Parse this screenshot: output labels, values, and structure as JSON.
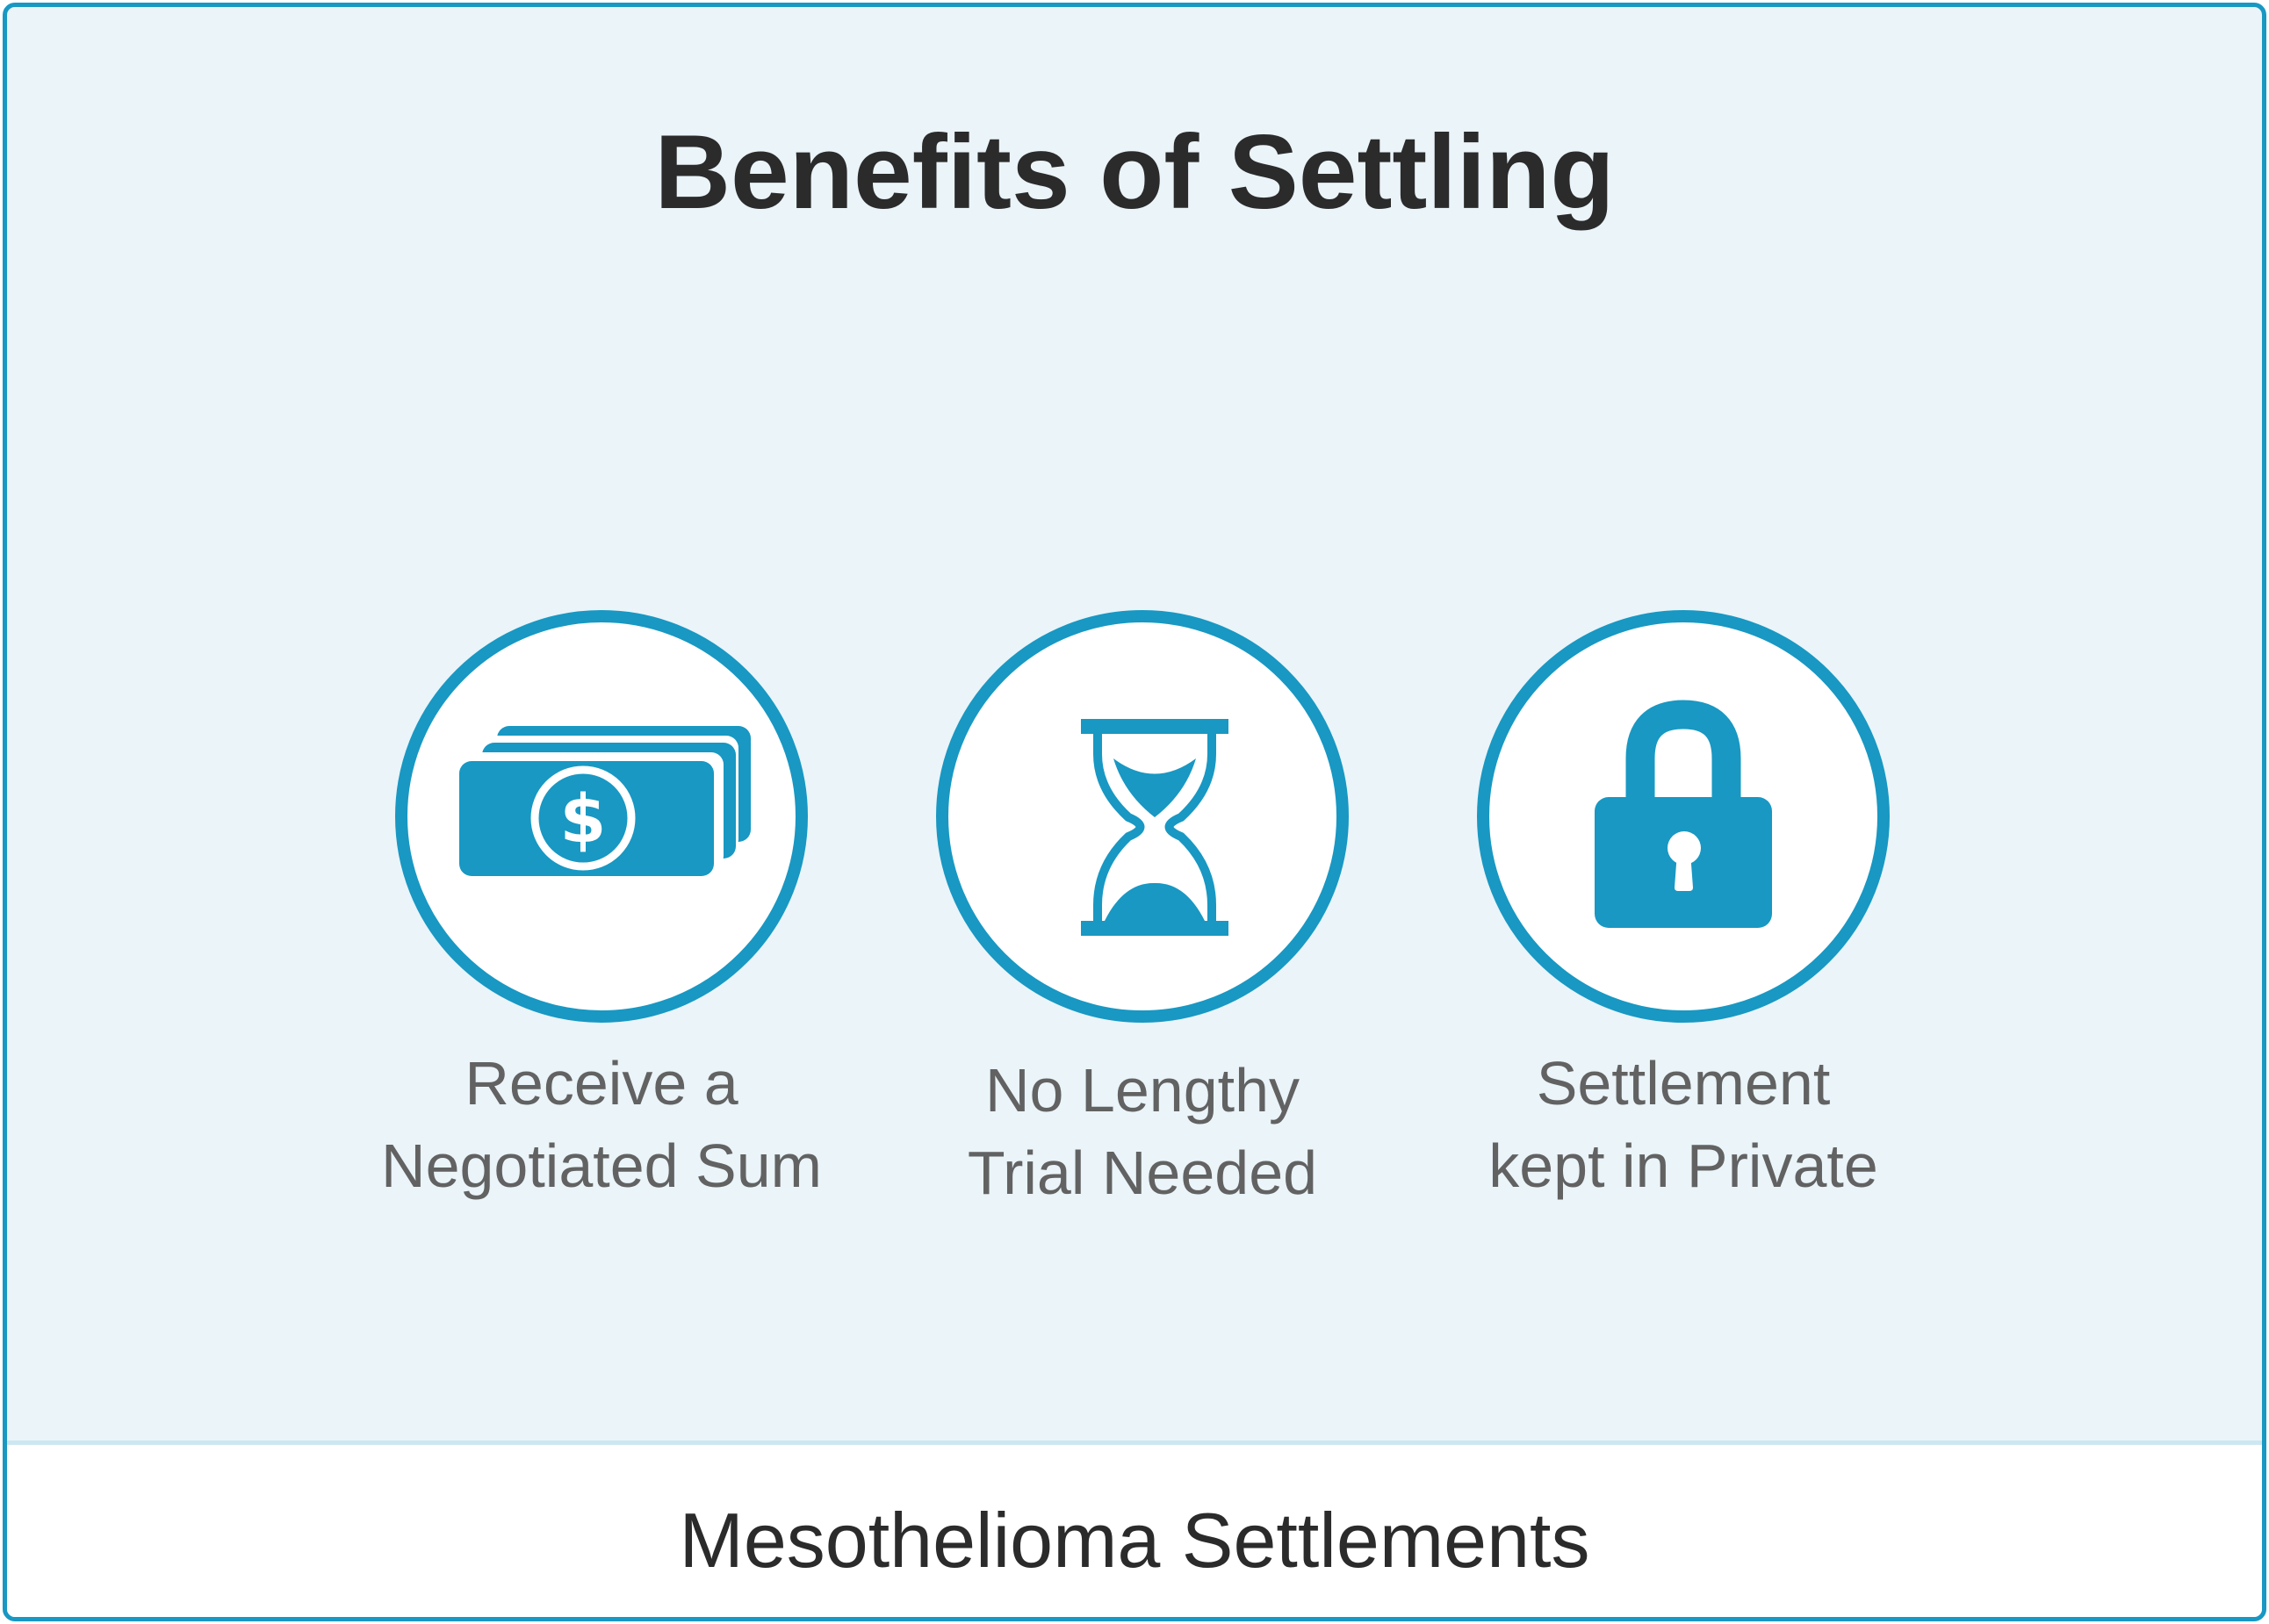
{
  "title": "Benefits of Settling",
  "benefits": [
    {
      "icon": "money-icon",
      "line1": "Receive a",
      "line2": "Negotiated Sum"
    },
    {
      "icon": "hourglass-icon",
      "line1": "No Lengthy",
      "line2": "Trial Needed"
    },
    {
      "icon": "lock-icon",
      "line1": "Settlement",
      "line2": "kept in Private"
    }
  ],
  "footer": "Mesothelioma Settlements",
  "colors": {
    "accent": "#1898c3",
    "background": "#eaf4f9",
    "title_text": "#2b2b2b",
    "label_text": "#626262"
  }
}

Task prompt
All records should be output exactly, with the pictures left out.

The solution
Parse this screenshot: output labels, values, and structure as JSON.
{
  "title": "Benefits of Settling",
  "benefits": [
    {
      "icon": "money-icon",
      "line1": "Receive a",
      "line2": "Negotiated Sum"
    },
    {
      "icon": "hourglass-icon",
      "line1": "No Lengthy",
      "line2": "Trial Needed"
    },
    {
      "icon": "lock-icon",
      "line1": "Settlement",
      "line2": "kept in Private"
    }
  ],
  "footer": "Mesothelioma Settlements",
  "colors": {
    "accent": "#1898c3",
    "background": "#eaf4f9",
    "title_text": "#2b2b2b",
    "label_text": "#626262"
  }
}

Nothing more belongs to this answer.